Given task >>
Extract the complete data exactly as given.

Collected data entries
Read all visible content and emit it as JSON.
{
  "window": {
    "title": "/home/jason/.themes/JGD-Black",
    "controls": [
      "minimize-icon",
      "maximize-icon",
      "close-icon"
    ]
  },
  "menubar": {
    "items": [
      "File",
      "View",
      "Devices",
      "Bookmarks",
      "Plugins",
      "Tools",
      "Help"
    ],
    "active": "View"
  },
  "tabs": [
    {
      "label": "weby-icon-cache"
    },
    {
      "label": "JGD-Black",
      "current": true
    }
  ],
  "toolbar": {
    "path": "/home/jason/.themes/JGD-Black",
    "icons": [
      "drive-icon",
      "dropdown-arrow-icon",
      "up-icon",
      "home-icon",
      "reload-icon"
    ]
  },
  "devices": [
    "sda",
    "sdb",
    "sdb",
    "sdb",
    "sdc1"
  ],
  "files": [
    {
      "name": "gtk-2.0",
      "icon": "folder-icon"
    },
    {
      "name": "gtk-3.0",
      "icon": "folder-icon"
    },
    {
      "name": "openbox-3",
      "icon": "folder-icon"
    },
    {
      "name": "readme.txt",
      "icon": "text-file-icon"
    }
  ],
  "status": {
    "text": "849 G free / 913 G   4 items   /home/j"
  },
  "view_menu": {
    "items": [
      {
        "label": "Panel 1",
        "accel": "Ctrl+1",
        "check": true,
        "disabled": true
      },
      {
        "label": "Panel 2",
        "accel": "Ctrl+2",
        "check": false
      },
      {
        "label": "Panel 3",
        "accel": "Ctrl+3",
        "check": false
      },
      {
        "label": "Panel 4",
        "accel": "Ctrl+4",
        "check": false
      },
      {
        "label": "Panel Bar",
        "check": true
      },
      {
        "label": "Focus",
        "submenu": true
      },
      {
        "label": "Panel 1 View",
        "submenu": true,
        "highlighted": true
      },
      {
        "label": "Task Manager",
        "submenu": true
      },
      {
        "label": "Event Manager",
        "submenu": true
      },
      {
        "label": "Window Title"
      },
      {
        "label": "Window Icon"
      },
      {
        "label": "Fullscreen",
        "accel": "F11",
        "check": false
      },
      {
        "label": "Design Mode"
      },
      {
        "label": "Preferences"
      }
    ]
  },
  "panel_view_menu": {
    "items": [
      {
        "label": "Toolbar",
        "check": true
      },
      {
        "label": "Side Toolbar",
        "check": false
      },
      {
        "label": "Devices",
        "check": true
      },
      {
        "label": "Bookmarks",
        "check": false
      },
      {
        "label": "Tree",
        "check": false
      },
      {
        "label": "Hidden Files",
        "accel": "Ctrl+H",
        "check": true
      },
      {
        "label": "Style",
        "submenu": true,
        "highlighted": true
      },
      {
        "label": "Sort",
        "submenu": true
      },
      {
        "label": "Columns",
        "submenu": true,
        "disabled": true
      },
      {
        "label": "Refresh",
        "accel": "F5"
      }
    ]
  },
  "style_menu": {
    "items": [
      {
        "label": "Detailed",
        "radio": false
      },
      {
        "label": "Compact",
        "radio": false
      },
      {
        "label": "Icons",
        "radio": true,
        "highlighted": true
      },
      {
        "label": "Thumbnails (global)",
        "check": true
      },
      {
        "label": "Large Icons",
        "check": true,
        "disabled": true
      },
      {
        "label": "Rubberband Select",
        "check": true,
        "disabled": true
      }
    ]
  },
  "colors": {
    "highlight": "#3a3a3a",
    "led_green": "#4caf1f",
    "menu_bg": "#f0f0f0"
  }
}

Result >>
Read all visible content and emit it as JSON.
{
  "window": {
    "title": "/home/jason/.themes/JGD-Black",
    "controls": [
      "minimize-icon",
      "maximize-icon",
      "close-icon"
    ]
  },
  "menubar": {
    "items": [
      "File",
      "View",
      "Devices",
      "Bookmarks",
      "Plugins",
      "Tools",
      "Help"
    ],
    "active": "View"
  },
  "tabs": [
    {
      "label": "weby-icon-cache"
    },
    {
      "label": "JGD-Black",
      "current": true
    }
  ],
  "toolbar": {
    "path": "/home/jason/.themes/JGD-Black",
    "icons": [
      "drive-icon",
      "dropdown-arrow-icon",
      "up-icon",
      "home-icon",
      "reload-icon"
    ]
  },
  "devices": [
    "sda",
    "sdb",
    "sdb",
    "sdb",
    "sdc1"
  ],
  "files": [
    {
      "name": "gtk-2.0",
      "icon": "folder-icon"
    },
    {
      "name": "gtk-3.0",
      "icon": "folder-icon"
    },
    {
      "name": "openbox-3",
      "icon": "folder-icon"
    },
    {
      "name": "readme.txt",
      "icon": "text-file-icon"
    }
  ],
  "status": {
    "text": "849 G free / 913 G   4 items   /home/j"
  },
  "view_menu": {
    "items": [
      {
        "label": "Panel 1",
        "accel": "Ctrl+1",
        "check": true,
        "disabled": true
      },
      {
        "label": "Panel 2",
        "accel": "Ctrl+2",
        "check": false
      },
      {
        "label": "Panel 3",
        "accel": "Ctrl+3",
        "check": false
      },
      {
        "label": "Panel 4",
        "accel": "Ctrl+4",
        "check": false
      },
      {
        "label": "Panel Bar",
        "check": true
      },
      {
        "label": "Focus",
        "submenu": true
      },
      {
        "label": "Panel 1 View",
        "submenu": true,
        "highlighted": true
      },
      {
        "label": "Task Manager",
        "submenu": true
      },
      {
        "label": "Event Manager",
        "submenu": true
      },
      {
        "label": "Window Title"
      },
      {
        "label": "Window Icon"
      },
      {
        "label": "Fullscreen",
        "accel": "F11",
        "check": false
      },
      {
        "label": "Design Mode"
      },
      {
        "label": "Preferences"
      }
    ]
  },
  "panel_view_menu": {
    "items": [
      {
        "label": "Toolbar",
        "check": true
      },
      {
        "label": "Side Toolbar",
        "check": false
      },
      {
        "label": "Devices",
        "check": true
      },
      {
        "label": "Bookmarks",
        "check": false
      },
      {
        "label": "Tree",
        "check": false
      },
      {
        "label": "Hidden Files",
        "accel": "Ctrl+H",
        "check": true
      },
      {
        "label": "Style",
        "submenu": true,
        "highlighted": true
      },
      {
        "label": "Sort",
        "submenu": true
      },
      {
        "label": "Columns",
        "submenu": true,
        "disabled": true
      },
      {
        "label": "Refresh",
        "accel": "F5"
      }
    ]
  },
  "style_menu": {
    "items": [
      {
        "label": "Detailed",
        "radio": false
      },
      {
        "label": "Compact",
        "radio": false
      },
      {
        "label": "Icons",
        "radio": true,
        "highlighted": true
      },
      {
        "label": "Thumbnails (global)",
        "check": true
      },
      {
        "label": "Large Icons",
        "check": true,
        "disabled": true
      },
      {
        "label": "Rubberband Select",
        "check": true,
        "disabled": true
      }
    ]
  },
  "colors": {
    "highlight": "#3a3a3a",
    "led_green": "#4caf1f",
    "menu_bg": "#f0f0f0"
  }
}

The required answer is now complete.